§ **INFORMATION SHOWN**
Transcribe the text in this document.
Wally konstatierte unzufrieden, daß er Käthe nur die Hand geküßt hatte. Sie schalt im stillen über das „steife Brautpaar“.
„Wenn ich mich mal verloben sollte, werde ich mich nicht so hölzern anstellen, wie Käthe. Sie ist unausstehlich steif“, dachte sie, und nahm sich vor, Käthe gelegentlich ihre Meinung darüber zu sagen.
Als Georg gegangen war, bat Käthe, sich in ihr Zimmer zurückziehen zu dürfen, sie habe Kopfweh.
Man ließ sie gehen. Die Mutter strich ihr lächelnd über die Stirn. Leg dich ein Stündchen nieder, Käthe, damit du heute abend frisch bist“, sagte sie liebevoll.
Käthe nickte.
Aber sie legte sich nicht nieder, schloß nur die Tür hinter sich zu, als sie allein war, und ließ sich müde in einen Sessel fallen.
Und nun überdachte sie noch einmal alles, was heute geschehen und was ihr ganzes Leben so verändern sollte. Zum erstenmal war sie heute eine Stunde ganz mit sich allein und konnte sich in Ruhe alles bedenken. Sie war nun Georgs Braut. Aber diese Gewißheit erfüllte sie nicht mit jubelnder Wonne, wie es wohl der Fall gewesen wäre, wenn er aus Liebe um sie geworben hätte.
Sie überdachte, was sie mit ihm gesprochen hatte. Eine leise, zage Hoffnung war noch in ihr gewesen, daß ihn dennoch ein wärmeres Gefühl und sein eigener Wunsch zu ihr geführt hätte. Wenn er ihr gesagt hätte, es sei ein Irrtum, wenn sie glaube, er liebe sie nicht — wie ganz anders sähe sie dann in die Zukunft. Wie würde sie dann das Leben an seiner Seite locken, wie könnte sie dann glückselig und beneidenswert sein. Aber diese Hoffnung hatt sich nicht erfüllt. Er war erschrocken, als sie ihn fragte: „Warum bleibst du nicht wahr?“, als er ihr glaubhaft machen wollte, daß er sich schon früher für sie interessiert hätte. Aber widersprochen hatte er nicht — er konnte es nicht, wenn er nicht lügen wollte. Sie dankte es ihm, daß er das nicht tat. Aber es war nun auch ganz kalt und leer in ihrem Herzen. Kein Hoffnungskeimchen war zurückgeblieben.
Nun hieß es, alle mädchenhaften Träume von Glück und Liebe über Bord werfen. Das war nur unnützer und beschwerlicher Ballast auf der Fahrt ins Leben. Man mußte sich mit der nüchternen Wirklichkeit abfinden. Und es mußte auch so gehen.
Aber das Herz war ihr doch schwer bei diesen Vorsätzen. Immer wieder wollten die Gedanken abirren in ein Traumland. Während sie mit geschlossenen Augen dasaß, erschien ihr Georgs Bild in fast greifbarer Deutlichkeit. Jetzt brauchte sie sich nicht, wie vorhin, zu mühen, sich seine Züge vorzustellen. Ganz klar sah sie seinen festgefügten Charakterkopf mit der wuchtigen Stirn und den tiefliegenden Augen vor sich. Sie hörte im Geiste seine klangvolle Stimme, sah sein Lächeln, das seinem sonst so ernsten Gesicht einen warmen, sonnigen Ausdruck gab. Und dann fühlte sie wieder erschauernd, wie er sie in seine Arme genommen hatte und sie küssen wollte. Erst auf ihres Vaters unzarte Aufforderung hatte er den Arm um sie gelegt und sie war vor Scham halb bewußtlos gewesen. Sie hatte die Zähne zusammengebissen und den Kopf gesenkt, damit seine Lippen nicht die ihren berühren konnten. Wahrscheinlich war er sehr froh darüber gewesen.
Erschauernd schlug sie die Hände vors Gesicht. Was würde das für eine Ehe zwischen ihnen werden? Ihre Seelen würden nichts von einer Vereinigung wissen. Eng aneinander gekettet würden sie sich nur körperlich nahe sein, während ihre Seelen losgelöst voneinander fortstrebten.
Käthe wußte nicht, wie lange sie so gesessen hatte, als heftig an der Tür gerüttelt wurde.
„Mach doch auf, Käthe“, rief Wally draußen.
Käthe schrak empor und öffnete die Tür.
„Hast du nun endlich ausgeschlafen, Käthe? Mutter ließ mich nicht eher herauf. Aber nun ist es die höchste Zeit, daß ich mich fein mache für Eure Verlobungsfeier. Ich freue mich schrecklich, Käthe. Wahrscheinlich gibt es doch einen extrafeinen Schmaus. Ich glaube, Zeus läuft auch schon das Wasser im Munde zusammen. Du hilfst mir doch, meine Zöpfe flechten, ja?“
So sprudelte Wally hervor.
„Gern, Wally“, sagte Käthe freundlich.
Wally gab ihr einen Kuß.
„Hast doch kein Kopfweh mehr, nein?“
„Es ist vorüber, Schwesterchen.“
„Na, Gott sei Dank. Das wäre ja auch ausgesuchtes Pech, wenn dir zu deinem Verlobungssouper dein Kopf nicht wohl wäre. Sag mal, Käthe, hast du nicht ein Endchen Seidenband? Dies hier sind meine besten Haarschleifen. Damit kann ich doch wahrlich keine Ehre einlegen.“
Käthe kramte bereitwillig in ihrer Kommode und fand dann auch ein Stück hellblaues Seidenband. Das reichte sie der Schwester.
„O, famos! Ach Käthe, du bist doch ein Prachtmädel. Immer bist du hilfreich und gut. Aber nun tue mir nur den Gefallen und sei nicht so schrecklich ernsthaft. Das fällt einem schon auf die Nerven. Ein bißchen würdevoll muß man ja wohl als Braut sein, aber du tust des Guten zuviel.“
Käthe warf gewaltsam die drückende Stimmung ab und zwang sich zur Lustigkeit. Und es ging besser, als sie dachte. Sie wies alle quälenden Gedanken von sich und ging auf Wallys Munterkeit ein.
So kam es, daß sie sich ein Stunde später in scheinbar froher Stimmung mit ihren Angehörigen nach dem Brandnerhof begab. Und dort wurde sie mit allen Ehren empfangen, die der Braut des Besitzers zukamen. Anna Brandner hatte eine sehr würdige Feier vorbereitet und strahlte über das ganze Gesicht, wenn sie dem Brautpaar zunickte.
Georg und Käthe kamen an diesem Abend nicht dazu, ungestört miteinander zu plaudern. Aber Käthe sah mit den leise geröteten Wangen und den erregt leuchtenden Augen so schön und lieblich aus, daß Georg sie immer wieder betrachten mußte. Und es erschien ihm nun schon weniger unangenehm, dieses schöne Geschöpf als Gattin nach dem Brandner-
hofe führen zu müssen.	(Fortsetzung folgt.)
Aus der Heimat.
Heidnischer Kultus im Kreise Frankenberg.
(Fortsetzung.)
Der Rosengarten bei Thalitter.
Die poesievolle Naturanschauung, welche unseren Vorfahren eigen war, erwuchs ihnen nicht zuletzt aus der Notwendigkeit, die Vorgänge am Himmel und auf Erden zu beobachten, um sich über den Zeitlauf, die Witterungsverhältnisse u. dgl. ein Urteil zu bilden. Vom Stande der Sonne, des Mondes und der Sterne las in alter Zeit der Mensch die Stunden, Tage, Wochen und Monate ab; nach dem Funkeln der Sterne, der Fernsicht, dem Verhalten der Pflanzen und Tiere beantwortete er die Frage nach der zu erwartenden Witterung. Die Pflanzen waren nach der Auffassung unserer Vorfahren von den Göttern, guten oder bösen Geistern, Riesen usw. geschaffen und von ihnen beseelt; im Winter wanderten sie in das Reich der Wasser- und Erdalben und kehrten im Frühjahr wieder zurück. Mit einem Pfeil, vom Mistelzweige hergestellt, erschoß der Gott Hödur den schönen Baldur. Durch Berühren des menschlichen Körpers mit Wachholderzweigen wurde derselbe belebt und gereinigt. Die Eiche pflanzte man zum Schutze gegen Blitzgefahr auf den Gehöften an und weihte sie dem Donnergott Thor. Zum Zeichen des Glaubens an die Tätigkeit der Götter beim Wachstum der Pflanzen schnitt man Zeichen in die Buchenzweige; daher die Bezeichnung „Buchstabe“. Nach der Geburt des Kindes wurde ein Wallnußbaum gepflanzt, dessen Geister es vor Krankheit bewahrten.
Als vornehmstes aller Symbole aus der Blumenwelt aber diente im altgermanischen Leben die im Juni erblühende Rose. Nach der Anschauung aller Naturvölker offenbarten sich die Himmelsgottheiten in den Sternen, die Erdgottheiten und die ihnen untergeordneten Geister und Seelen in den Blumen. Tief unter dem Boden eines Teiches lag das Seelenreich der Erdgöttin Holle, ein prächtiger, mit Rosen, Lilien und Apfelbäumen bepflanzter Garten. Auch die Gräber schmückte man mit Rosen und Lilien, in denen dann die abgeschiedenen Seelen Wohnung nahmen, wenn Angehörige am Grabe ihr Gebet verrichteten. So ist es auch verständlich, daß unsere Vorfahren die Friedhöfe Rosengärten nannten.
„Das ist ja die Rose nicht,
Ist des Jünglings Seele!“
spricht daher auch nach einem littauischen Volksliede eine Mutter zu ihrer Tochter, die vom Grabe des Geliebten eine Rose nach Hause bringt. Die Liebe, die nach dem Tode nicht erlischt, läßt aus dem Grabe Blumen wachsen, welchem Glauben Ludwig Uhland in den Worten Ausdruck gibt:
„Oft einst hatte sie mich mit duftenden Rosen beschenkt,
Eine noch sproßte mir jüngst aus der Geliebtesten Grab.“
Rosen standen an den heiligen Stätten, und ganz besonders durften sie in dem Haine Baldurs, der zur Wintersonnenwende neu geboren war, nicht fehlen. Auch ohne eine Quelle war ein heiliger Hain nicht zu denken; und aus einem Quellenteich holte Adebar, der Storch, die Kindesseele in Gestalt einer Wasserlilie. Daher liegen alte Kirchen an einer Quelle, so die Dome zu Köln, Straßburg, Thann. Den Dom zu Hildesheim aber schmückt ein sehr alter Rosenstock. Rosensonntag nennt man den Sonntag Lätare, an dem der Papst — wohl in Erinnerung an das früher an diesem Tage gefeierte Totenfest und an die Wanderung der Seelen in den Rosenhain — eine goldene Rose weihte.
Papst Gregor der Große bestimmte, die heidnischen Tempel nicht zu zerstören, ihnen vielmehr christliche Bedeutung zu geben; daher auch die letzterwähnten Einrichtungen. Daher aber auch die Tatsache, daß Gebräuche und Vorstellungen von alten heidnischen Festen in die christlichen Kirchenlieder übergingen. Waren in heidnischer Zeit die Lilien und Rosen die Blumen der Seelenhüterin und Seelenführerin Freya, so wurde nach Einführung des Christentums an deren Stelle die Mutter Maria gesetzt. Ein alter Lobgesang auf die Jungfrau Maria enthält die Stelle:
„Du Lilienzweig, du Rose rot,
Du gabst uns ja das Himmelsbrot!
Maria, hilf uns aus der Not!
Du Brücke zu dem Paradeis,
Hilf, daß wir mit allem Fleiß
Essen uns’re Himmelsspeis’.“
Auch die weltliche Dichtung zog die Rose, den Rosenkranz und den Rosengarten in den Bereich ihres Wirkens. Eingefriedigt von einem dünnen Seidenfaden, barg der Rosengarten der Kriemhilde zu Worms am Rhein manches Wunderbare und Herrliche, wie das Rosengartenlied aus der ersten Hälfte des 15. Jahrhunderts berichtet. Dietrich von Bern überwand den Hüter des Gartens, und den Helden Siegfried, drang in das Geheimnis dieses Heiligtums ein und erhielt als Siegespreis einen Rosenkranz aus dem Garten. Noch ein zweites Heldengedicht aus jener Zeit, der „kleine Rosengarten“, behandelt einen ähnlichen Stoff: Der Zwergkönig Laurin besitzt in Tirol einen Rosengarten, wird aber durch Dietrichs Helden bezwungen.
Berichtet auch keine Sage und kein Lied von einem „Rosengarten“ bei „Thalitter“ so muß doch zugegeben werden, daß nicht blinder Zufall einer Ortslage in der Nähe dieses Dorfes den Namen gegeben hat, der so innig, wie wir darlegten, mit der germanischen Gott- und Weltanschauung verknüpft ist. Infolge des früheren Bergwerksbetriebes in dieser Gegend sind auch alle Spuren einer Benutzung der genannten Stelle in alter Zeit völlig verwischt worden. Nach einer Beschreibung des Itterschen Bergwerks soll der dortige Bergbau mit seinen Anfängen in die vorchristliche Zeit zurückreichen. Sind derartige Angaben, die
---
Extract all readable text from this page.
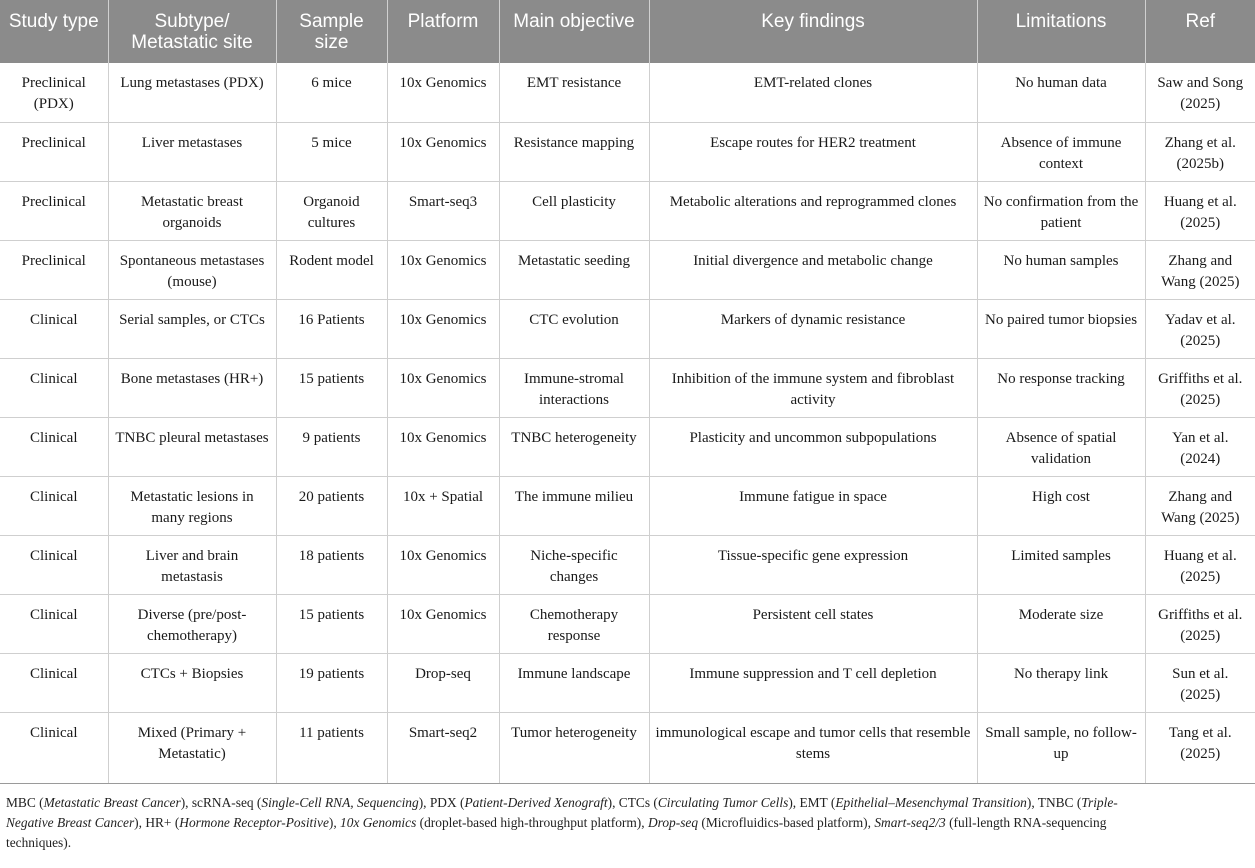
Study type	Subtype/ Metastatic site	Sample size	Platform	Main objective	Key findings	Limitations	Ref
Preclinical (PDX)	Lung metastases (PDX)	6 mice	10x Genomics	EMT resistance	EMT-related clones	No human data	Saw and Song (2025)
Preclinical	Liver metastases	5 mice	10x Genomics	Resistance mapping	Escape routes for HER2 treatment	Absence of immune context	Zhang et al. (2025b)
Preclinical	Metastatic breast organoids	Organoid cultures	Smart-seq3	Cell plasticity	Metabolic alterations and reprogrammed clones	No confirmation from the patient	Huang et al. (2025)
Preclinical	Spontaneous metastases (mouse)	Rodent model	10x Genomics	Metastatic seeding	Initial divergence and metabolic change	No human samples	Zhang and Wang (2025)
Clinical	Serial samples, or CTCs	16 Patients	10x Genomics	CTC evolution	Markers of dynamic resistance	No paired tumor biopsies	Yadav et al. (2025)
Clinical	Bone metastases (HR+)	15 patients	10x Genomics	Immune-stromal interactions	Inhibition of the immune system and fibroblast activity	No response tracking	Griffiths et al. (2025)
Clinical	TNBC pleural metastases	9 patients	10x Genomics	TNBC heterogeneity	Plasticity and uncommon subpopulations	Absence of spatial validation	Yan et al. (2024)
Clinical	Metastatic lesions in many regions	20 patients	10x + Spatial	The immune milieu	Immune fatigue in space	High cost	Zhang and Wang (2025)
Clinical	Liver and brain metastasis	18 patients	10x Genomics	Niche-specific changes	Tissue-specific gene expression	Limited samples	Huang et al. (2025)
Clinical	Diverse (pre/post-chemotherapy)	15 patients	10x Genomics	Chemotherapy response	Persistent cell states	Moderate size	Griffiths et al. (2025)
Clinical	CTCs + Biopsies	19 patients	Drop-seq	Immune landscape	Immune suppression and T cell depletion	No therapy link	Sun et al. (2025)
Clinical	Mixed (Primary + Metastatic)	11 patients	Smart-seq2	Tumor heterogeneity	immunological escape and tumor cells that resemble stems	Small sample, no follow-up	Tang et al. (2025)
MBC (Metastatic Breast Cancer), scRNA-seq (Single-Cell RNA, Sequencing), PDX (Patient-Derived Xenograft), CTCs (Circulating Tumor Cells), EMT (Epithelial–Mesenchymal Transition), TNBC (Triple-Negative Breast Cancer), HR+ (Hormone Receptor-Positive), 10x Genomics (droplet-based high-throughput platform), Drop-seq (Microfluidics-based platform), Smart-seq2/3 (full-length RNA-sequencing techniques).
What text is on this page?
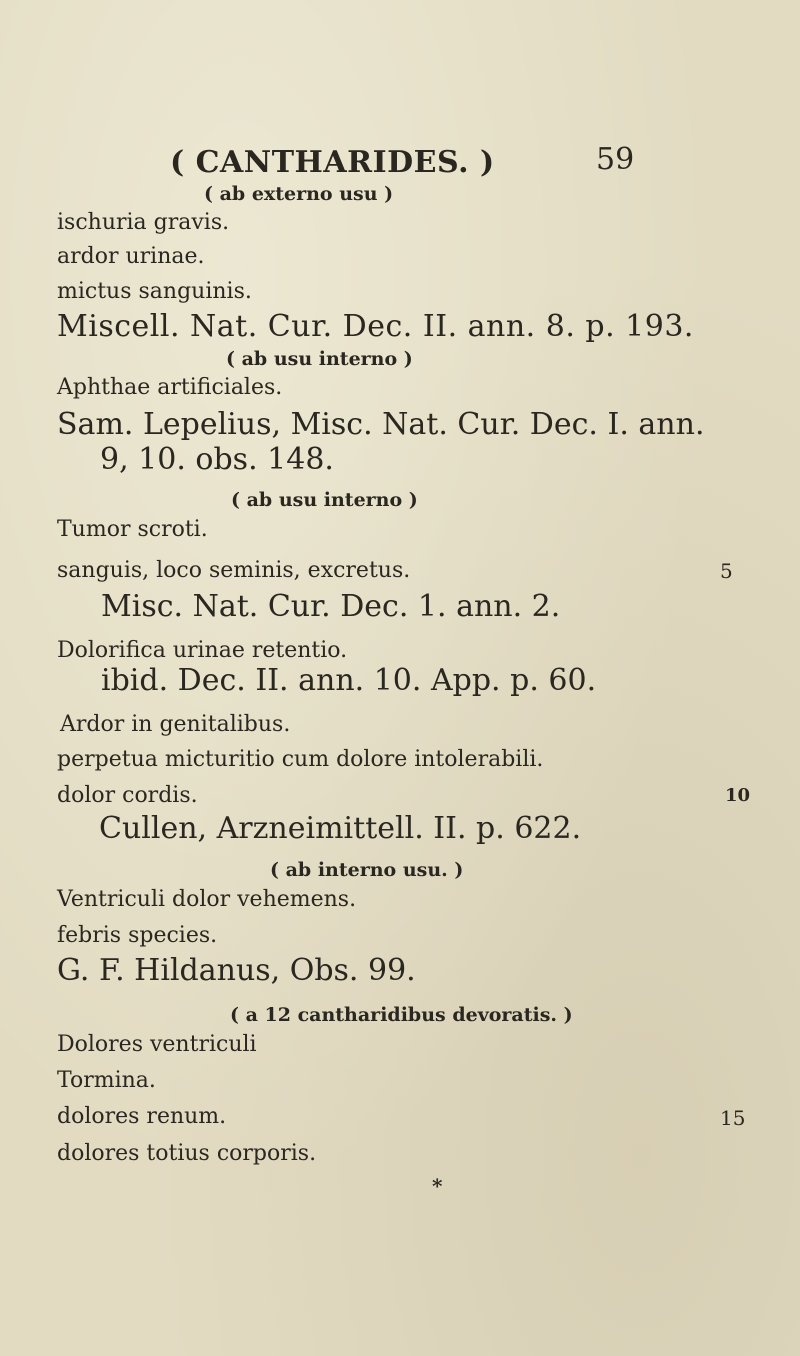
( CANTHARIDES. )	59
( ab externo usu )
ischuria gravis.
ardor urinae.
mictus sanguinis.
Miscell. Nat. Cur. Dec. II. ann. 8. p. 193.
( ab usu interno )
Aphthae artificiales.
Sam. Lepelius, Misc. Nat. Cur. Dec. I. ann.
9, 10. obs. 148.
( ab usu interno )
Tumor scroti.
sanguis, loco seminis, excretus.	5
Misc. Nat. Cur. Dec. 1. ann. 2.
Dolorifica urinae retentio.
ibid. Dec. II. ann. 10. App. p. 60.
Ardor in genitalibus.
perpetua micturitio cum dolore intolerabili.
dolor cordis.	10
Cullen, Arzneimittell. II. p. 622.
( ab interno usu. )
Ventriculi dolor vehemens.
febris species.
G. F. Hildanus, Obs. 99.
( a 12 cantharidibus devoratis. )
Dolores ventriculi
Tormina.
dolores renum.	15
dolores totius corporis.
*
* * *
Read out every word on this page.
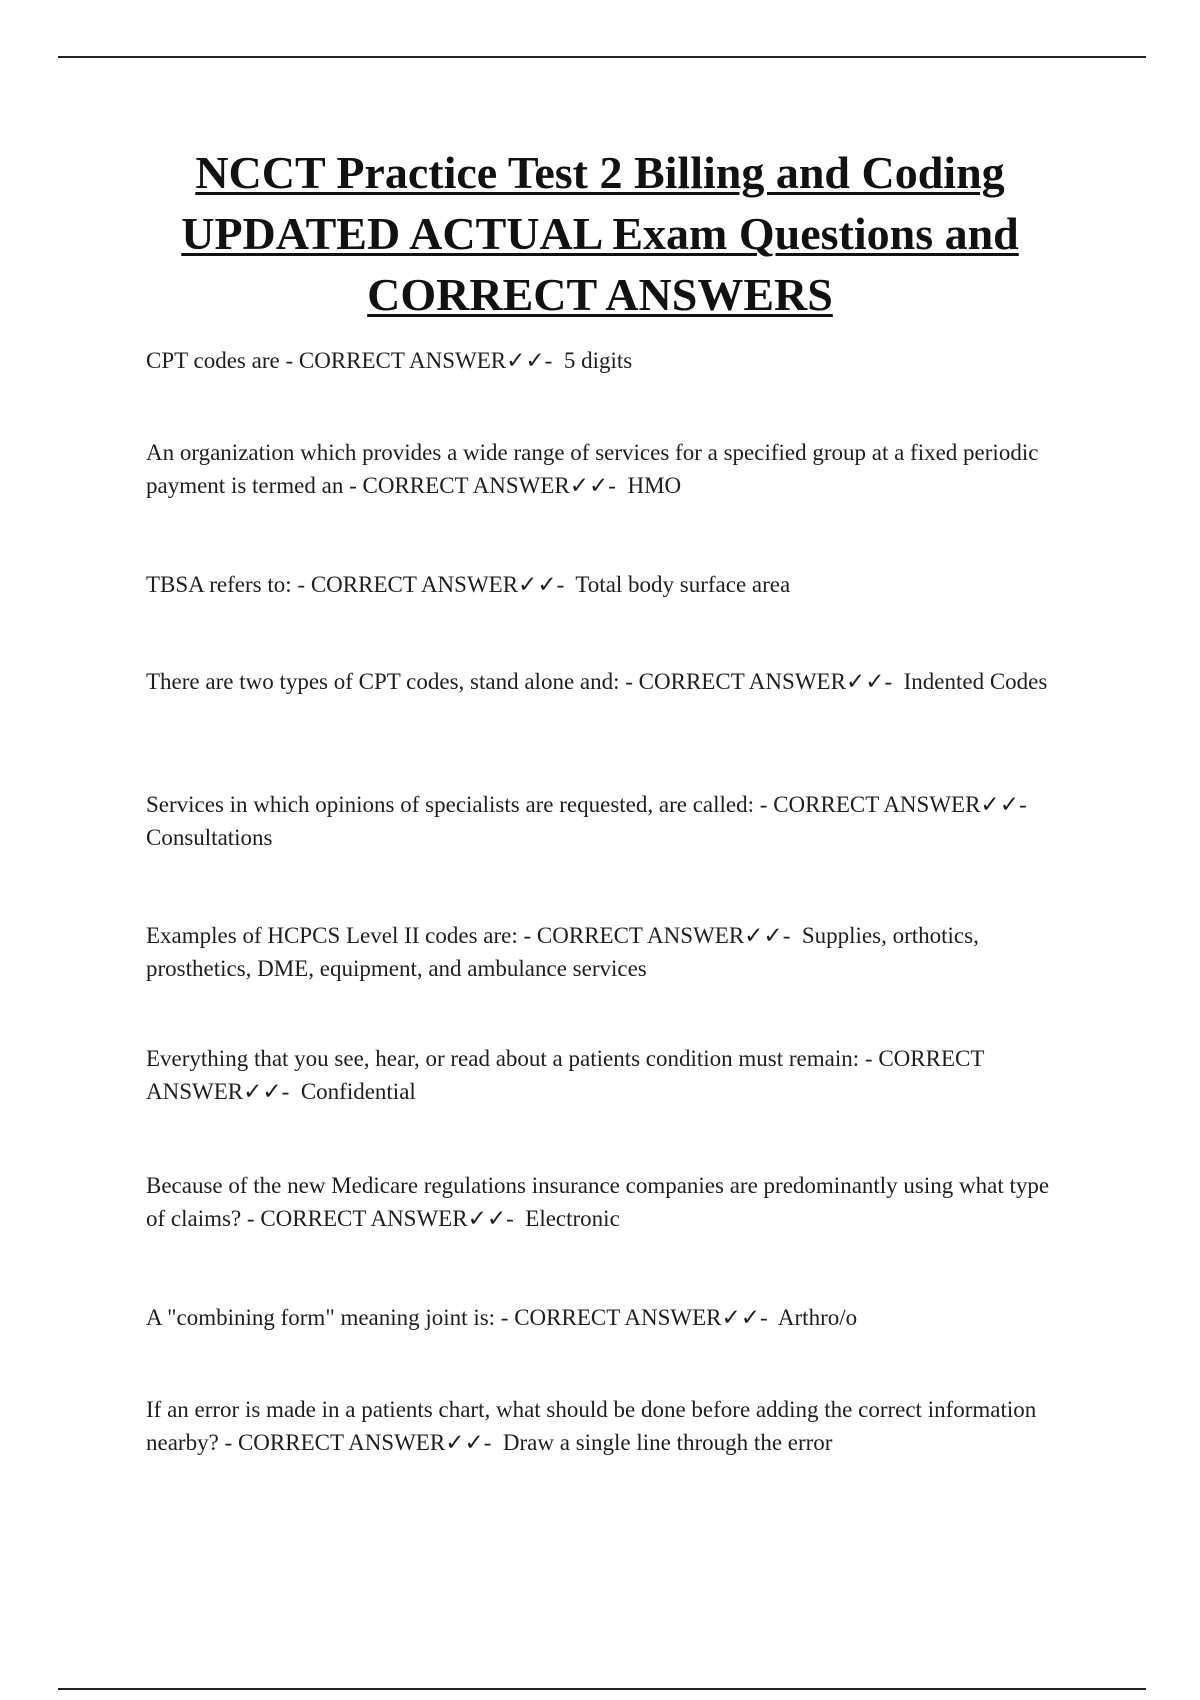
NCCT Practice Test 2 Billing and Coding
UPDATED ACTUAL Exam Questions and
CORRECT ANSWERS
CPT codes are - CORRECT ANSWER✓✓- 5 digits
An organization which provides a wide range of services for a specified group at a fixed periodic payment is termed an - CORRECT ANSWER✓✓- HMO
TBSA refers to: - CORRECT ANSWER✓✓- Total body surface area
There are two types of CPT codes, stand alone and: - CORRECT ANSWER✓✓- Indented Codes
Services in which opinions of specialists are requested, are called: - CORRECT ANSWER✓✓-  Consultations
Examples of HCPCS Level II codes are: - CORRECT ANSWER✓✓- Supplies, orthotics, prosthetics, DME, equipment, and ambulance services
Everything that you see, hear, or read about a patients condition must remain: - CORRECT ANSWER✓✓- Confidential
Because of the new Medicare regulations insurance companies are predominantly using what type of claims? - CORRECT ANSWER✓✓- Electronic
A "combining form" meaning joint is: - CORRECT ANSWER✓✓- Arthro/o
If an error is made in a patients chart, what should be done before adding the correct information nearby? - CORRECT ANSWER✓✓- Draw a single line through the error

§ **EXERCISE GOAL**
The answer must consist of every line from the entries above that contains the string "nieder".

§ **WRITTEN RESPONSE**
Man ließ sie gehen. Die Mutter strich ihr lächelnd über die Stirn. Leg dich ein Stündchen nieder, Käthe, damit du heute abend frisch bist“, sagte sie liebevoll.
Aber sie legte sich nicht nieder, schloß nur die Tür hinter sich zu, als sie allein war, und ließ sich müde in einen Sessel fallen.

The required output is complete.